*Verilen Problem A*
Girdilerin ilk satırından "text: a. [4,13,28,32]" ifadesini içeren satıra kadar, iki uçtaki satırlar da dahil olmak üzere, bu satırları hiç değiştirmeden yeniden yazın.

"İçtihat Metni"
İNCELENEN KARARIN
MAHKEMESİ : ... Bölge Adliye Mahkemesi 9. Hukuk Dairesi
Taraflar arasındaki alacak davasından dolayı yapılan yargılama sonunda İlk Derece Mahkemesince davanın kabulüne karar verilmiştir.
Kararın davalı vekili tarafından istinaf edilmesi üzerine, Bölge Adliye Mahkemesince başvurunun esastan reddine karar verilmiştir.
Bölge Adliye Mahkemesi kararı davalı vekili tarafından temyiz edilmekle; kesinlik, süre, temyiz şartı ve diğer usul eksiklikleri yönünden yapılan ön inceleme sonucunda, temyiz dilekçesinin kabulüne karar verildikten ve Tetkik Hâkimi tarafından hazırlanan rapor dinlendikten sonra dosyadaki belgeler incelenip gereği düşünüldü:
I. DAVA
Davacı vekili dava dilekçesinde; müvekkilinin, ... Üniversitesi (...) Rektörlüğüne bağlı ... Hastanesinde hizmet ihalesi alan şirketlerde aralıksız olarak çalıştığını, 02.04.2018 tarihinde 696 sayılı Kanun Hükmünde Kararname (696 sayılı KHK) ile kadroya geçirildiğini ve hâlen Hastaneye bağlı kadrolu işçi olarak çalışmaya devam ettiğini, alt işveren şirketlerde çalışırken şirketler ile asıl işveren arasında yapılan ihalede ödenecek çıplak ücretin asgari ücretin en az % fazlası olarak düzenlendiğini ve işçilerin mevcut ücret ve sosyal hakları korunarak sürekli işçi kadrosuna geçişlerinin yapıldığını, davacının davalı Kurumla belirsiz süreli ... sözleşmesi imzaladığını, bu sözleşmenin 4 üncü maddesinin (a) bendinde ücretinin asgari ücret+ (varsa) % fazlası şeklinde hüküm altına alındığını, davacının ücretlerinin belirtilen şekilde tespit edilmesi gerektiğini ... sürerek fark ücret, fark ikramiye, fark ilave tediye alacaklarının davalıdan tahsiline karar verilmesini talep etmiştir.

*Verilen Problem B*
Alacak davasına ilişkin içtihat metnini kaldığı yerden sürdürün.

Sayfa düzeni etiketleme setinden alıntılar
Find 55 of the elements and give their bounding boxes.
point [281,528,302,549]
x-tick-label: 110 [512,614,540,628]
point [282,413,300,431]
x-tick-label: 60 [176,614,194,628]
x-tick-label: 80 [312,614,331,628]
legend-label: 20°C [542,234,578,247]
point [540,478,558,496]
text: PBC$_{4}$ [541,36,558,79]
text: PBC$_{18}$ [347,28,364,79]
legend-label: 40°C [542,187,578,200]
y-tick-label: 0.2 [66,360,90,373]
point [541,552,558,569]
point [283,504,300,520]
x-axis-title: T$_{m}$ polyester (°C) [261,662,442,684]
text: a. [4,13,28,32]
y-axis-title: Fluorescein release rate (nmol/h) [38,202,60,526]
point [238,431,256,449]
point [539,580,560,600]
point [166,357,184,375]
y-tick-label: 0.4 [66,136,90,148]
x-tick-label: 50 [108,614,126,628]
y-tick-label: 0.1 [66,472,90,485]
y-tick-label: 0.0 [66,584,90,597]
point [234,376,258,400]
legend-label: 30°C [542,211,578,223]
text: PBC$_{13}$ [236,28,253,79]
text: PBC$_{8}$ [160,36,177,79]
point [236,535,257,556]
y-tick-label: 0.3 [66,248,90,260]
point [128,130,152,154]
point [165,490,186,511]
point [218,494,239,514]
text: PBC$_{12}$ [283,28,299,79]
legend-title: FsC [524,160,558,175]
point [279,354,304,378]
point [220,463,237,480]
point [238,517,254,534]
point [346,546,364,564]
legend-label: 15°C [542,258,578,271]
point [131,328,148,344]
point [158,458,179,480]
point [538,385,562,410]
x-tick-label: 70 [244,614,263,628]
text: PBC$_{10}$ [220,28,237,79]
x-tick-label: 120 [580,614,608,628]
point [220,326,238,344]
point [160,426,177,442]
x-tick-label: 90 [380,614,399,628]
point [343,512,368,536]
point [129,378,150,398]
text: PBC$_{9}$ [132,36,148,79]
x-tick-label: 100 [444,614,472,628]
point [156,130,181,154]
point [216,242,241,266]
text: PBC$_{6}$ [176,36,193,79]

*Alıştırma Yanıtı A*
Find 55 of the elements and give their bounding boxes.
point [281,528,302,549]
x-tick-label: 110 [512,614,540,628]
point [282,413,300,431]
x-tick-label: 60 [176,614,194,628]
x-tick-label: 80 [312,614,331,628]
legend-label: 20°C [542,234,578,247]
point [540,478,558,496]
text: PBC$_{4}$ [541,36,558,79]
text: PBC$_{18}$ [347,28,364,79]
legend-label: 40°C [542,187,578,200]
y-tick-label: 0.2 [66,360,90,373]
point [541,552,558,569]
point [283,504,300,520]
x-axis-title: T$_{m}$ polyester (°C) [261,662,442,684]
text: a. [4,13,28,32]

*Alıştırma Yanıtı B*
II. CEVAP
Davalı vekili cevap dilekçesinde; zamanaşımı def'i ... sürdüklerini, 696 sayılı KHK ile 375 sayılı Kanun Hükmünde Kararname'ye (375 sayılı KHK) eklenen geçici 23 ve 24 üncü maddeler uyarınca sürekli işçi kadrolarına geçirileceklerin istihdam edilmesine esas hizmet alım sözleşmelerinin, öngörülen geçiş işleminin yapıldığı tarih itibarıyla feshedilmiş sayılacağının hüküm altına alındığını, davacının ücret ve sair hakları bakımından Yüksek Hakem Kurulu tarafından karara bağlanan ve 31.10.2020 tarihine kadar uygulanacak olan toplu ... sözleşmesi hükümlerinin uygulandığını, davacının alacaklarının eksiksiz ödendiğini savunarak davanın reddini istemiştir.
III. İLK DERECE MAHKEMESİ KARARI
İlk Derece Mahkemesinin yukarıda tarih ve sayısı belirtilen kararı ile davacının kadroya geçişi aşamasında imzalanan ... sözleşmesinde aylık ücretin açıkça asgari ücretin % fazlası olacak şekilde kararlaştırıldığı, davacının temel ücretinin asgari ücretin belirli bir oran fazlası olduğunun kabul edilmesi gerektiği belirtilerek davanın kabulüne karar verilmiştir.
IV. İSTİNAF
A. İstinaf Yoluna Başvuranlar
İlk Derece Mahkemesinin yukarıda belirtilen kararına karşı davalı vekili istinaf başvurusunda bulunmuştur.
B. İstinaf Sebepleri
Davalı vekili istinaf dilekçesinde; asgari ücretin % fazlasının üzerine ayrıca toplu ... sözleşmesinde belirtilen %4 zammın uygulanmasının talep edilmesinin mükerrer zam yapılması sonucunu doğuracağını, davacı ile imzalanan ... sözleşmesinin 696 sayılı KHK'nın ilgili maddelerine uygun olduğunu, davacının asgari ücretle herhangi bir bağı kalmadığını, mevzuat hükümlerinin ve Bakanlık görüşlerinin dikkate alınmadığını, vekâlet ücreti takdirinde Avukatlık Asgari Ücret Tarifesi'nin (AAÜT) 22 nci maddesinin uygulanması gerektiğini ve istinaf dilekçesinde belirttiği diğer hususları ... sürerek İlk Derece Mahkemesi kararının kaldırılmasını istemiştir.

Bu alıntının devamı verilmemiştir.